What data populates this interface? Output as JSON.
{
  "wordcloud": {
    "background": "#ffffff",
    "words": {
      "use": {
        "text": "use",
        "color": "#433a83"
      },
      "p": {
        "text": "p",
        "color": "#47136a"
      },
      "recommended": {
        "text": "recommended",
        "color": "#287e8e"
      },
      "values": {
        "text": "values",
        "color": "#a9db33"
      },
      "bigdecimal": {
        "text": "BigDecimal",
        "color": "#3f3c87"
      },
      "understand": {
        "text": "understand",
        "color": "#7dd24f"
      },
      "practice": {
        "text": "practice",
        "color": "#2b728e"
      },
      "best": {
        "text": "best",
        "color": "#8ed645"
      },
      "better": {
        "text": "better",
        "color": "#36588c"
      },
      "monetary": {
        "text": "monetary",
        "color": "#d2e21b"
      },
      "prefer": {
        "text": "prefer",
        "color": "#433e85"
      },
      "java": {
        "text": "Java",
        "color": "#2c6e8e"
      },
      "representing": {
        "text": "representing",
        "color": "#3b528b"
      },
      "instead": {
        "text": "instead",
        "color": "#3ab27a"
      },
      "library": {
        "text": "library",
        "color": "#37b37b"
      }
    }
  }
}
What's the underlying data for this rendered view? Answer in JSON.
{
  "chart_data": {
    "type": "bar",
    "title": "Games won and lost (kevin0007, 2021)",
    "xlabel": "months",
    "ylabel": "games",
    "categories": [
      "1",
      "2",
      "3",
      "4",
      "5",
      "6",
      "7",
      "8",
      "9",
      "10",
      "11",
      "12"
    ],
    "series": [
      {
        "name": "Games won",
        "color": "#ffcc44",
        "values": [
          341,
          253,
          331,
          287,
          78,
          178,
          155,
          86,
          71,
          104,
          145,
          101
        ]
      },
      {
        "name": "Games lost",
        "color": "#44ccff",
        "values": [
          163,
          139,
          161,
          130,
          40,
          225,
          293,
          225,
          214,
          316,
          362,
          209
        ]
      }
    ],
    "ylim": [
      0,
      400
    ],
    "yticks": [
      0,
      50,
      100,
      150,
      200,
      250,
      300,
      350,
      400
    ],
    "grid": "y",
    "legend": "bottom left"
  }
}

★ ★ ★ ★ ★

- [EXERCISE GOAL]
Reproduce only the lines between the line containing "What's the underlying" and the last line of the records, those two lines included, exactly.

- [CORRECT RESPONSE]
What's the underlying data for this rendered view? Answer in JSON.
{
  "chart_data": {
    "type": "bar",
    "title": "Games won and lost (kevin0007, 2021)",
    "xlabel": "months",
    "ylabel": "games",
    "categories": [
      "1",
      "2",
      "3",
      "4",
      "5",
      "6",
      "7",
      "8",
      "9",
      "10",
      "11",
      "12"
    ],
    "series": [
      {
        "name": "Games won",
        "color": "#ffcc44",
        "values": [
          341,
          253,
          331,
          287,
          78,
          178,
          155,
          86,
          71,
          104,
          145,
          101
        ]
      },
      {
        "name": "Games lost",
        "color": "#44ccff",
        "values": [
          163,
          139,
          161,
          130,
          40,
          225,
          293,
          225,
          214,
          316,
          362,
          209
        ]
      }
    ],
    "ylim": [
      0,
      400
    ],
    "yticks": [
      0,
      50,
      100,
      150,
      200,
      250,
      300,
      350,
      400
    ],
    "grid": "y",
    "legend": "bottom left"
  }
}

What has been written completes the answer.